## [Task data]
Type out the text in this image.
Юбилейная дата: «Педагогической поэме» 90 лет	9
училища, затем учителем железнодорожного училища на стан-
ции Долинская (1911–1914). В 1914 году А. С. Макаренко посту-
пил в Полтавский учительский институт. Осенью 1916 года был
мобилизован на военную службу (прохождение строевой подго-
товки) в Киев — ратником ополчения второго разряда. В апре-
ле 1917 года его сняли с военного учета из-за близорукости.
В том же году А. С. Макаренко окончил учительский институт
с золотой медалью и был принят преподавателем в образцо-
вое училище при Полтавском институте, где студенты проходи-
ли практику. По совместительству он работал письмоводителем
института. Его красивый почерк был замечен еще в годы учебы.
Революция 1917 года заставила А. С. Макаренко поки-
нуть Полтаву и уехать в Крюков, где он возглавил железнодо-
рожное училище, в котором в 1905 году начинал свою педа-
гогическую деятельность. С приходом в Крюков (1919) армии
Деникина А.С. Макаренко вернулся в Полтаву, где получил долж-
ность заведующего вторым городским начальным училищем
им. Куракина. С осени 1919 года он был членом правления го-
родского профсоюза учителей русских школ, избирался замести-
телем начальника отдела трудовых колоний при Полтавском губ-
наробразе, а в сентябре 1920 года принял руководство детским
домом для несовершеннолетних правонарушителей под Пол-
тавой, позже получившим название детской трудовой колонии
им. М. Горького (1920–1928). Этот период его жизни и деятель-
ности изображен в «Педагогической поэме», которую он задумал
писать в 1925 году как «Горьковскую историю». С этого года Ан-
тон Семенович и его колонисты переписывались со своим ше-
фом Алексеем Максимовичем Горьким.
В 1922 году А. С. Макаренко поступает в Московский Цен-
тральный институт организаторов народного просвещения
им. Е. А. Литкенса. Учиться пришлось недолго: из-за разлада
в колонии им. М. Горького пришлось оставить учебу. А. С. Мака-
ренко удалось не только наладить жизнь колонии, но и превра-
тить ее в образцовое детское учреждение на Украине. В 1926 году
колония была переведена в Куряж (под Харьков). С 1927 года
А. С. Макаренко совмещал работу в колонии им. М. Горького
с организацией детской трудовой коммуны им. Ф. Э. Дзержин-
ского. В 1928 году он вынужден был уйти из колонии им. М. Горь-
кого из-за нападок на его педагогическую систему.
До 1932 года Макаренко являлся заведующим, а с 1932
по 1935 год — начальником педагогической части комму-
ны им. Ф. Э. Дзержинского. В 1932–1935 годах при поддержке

## [Problem description]
Only lines that contain the word "Крюков" are wanted; copy each of them.

## [Task solution]
нуть Полтаву и уехать в Крюков, где он возглавил железнодо-
гогическую деятельность. С приходом в Крюков (1919) армии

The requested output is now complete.